TASK DIRECTIONS — Pull out from the material below all lines with "title".

DATA PROVIDED —

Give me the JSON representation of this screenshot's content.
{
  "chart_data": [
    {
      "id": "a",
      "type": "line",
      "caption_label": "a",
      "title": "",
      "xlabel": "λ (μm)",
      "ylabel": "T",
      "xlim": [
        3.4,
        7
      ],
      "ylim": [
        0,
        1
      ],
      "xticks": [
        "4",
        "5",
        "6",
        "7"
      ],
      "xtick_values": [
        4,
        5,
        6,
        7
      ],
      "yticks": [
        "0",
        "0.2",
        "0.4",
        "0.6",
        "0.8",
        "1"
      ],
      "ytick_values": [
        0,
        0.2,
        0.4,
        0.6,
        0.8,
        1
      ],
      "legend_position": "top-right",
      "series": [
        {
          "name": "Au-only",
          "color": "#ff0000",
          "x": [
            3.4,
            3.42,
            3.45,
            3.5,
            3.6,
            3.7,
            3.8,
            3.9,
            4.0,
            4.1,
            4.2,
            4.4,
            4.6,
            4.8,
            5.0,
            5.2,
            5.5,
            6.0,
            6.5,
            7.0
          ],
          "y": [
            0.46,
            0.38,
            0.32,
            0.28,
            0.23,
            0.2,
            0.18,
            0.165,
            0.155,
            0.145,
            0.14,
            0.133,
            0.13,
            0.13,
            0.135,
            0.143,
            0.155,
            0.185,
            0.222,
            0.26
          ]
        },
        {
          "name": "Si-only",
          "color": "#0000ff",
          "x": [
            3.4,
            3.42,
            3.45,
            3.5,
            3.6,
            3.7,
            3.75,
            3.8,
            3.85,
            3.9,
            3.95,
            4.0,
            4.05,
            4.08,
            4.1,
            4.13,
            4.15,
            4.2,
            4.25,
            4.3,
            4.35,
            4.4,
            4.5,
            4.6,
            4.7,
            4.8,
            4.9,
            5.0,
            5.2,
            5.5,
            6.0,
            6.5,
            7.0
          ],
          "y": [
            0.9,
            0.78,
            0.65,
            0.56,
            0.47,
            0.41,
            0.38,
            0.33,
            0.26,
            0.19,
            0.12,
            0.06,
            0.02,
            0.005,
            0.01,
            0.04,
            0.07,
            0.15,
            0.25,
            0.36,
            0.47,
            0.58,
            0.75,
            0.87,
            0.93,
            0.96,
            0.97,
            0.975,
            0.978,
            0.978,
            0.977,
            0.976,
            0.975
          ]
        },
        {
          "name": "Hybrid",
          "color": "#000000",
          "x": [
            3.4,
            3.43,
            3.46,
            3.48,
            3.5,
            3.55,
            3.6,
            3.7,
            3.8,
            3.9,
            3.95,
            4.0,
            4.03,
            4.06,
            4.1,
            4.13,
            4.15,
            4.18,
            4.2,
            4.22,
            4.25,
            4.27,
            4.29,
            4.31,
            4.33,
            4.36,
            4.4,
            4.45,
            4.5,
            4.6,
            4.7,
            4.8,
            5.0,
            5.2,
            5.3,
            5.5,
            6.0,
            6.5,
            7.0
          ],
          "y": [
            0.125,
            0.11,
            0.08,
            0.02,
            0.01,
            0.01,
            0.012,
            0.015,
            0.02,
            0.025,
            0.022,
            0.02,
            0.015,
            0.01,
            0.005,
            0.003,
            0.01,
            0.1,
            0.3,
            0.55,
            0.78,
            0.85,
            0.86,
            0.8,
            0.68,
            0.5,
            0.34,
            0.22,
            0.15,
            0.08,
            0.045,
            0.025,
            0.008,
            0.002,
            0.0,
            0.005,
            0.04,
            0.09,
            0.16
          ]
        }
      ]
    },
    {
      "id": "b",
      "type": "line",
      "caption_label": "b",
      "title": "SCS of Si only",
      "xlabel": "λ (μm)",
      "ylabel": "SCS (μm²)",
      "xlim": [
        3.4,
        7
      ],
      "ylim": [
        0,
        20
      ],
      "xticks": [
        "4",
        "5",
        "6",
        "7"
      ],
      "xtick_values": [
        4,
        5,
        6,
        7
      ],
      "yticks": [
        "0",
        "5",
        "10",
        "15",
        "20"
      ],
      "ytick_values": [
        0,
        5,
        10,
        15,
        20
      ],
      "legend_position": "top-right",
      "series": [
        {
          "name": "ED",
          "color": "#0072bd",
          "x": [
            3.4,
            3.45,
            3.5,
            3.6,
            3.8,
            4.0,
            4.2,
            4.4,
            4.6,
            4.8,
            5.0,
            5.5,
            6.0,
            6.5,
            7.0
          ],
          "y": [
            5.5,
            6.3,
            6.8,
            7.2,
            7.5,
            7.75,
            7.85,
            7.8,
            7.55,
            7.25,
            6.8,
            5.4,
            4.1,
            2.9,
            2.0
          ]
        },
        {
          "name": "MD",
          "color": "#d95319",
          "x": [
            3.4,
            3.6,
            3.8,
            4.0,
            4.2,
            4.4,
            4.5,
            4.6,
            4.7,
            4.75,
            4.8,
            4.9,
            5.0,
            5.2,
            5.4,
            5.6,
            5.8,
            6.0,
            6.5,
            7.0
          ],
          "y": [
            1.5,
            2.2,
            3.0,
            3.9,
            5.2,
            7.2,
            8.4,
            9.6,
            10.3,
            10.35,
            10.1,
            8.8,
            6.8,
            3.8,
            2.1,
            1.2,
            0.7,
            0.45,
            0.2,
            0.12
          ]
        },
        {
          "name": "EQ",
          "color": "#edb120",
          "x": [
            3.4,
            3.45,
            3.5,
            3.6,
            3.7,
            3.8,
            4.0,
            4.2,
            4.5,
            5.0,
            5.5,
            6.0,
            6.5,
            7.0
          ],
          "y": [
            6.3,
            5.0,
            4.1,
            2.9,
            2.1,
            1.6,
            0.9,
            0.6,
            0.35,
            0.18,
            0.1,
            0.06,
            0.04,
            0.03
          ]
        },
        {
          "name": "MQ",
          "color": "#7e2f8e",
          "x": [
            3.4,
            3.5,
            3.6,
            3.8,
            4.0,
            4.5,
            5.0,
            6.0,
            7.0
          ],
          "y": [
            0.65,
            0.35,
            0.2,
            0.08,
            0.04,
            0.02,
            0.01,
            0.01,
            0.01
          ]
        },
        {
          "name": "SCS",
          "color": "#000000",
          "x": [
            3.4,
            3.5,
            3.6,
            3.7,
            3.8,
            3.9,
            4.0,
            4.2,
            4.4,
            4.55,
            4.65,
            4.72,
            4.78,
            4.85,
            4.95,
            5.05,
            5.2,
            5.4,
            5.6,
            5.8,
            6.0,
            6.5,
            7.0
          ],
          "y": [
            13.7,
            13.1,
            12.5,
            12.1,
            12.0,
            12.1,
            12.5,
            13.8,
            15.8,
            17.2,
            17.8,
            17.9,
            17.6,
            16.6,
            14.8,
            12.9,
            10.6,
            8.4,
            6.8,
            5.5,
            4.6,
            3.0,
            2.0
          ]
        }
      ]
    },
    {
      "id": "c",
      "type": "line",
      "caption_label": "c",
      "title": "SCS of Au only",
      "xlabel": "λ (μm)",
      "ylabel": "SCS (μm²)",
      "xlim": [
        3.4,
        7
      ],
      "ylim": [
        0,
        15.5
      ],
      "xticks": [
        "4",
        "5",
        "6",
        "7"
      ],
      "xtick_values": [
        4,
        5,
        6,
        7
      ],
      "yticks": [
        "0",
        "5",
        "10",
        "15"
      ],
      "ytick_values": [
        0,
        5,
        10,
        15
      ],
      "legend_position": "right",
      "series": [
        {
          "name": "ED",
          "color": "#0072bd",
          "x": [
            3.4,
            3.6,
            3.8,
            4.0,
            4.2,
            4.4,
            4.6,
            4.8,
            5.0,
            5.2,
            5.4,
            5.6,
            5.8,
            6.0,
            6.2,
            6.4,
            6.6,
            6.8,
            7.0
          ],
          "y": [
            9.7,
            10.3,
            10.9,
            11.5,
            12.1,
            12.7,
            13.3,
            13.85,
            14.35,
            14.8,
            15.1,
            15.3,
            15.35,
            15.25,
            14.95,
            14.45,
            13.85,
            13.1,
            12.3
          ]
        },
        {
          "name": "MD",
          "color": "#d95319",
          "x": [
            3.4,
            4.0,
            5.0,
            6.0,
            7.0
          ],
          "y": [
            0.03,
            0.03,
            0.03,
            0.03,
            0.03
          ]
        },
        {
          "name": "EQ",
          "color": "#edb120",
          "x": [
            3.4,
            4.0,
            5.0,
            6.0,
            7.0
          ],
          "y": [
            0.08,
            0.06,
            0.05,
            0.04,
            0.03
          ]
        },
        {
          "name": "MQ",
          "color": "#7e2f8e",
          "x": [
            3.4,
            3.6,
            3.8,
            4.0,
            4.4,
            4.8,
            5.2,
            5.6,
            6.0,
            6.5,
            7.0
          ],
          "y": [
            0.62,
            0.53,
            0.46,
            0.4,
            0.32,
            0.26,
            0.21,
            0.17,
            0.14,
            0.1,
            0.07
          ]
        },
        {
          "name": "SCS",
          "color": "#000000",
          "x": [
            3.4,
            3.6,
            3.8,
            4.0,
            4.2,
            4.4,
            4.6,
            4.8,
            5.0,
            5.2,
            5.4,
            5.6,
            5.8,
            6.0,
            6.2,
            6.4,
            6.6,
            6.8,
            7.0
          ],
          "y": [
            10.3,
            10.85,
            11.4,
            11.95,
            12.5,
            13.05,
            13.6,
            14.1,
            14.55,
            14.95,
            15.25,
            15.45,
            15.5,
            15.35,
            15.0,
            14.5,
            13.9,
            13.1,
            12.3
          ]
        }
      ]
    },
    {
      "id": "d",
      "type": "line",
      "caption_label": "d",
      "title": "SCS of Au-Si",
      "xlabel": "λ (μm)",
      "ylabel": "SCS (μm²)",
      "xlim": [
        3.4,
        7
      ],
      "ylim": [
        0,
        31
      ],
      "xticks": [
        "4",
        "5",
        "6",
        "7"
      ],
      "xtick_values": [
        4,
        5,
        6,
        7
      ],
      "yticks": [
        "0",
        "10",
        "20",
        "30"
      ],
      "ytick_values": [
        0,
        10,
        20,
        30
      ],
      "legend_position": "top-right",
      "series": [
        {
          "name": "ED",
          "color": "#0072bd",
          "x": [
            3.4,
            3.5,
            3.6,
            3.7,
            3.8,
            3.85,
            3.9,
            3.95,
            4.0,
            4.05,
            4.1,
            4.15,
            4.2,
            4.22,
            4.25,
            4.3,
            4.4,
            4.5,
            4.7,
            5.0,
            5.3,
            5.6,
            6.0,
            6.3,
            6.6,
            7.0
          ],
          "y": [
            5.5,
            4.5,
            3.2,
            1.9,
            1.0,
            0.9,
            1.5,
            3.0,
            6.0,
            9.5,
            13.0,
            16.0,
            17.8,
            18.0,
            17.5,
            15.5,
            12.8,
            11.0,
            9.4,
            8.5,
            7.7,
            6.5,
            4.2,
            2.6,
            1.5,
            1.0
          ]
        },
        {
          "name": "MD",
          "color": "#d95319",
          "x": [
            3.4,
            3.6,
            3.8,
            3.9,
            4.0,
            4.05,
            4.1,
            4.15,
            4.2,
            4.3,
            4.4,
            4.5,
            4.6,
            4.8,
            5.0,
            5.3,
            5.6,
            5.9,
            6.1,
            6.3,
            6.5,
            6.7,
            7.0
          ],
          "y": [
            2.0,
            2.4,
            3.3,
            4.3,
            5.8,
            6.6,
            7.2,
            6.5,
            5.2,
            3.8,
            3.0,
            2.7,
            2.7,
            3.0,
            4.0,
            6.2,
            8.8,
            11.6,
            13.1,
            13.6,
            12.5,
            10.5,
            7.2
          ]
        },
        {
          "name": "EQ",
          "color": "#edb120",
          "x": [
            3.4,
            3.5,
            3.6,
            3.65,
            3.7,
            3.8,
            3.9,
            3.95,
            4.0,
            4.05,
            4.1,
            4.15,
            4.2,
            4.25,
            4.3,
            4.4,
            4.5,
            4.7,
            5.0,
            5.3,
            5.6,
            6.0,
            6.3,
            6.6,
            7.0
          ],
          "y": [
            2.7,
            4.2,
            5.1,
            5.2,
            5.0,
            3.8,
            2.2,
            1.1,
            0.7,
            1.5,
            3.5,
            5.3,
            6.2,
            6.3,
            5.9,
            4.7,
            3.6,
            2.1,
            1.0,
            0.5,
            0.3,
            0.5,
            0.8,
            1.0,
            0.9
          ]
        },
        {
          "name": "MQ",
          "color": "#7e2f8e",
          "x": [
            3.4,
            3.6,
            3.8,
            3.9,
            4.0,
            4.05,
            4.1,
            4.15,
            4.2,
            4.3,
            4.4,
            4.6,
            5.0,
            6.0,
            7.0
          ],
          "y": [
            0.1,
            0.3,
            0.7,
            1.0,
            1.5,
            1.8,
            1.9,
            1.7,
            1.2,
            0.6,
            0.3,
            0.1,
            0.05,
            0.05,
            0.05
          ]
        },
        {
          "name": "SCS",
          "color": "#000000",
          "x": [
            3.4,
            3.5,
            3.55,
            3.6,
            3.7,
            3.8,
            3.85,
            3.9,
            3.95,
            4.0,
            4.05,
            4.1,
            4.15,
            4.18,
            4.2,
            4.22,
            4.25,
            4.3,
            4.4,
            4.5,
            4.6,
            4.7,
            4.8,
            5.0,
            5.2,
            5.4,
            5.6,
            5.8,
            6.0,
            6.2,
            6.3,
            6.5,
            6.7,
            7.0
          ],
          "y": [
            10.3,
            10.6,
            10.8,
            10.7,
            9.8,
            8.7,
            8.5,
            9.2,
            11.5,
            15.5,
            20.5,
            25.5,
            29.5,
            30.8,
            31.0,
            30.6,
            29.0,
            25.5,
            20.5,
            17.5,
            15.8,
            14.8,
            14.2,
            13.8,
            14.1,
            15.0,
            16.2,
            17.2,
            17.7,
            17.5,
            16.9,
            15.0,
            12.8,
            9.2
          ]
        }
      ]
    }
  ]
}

RESULT FOR THIS EXERCISE —
      "title": "",
      "title": "SCS of Si only",
      "title": "SCS of Au only",
      "title": "SCS of Au-Si",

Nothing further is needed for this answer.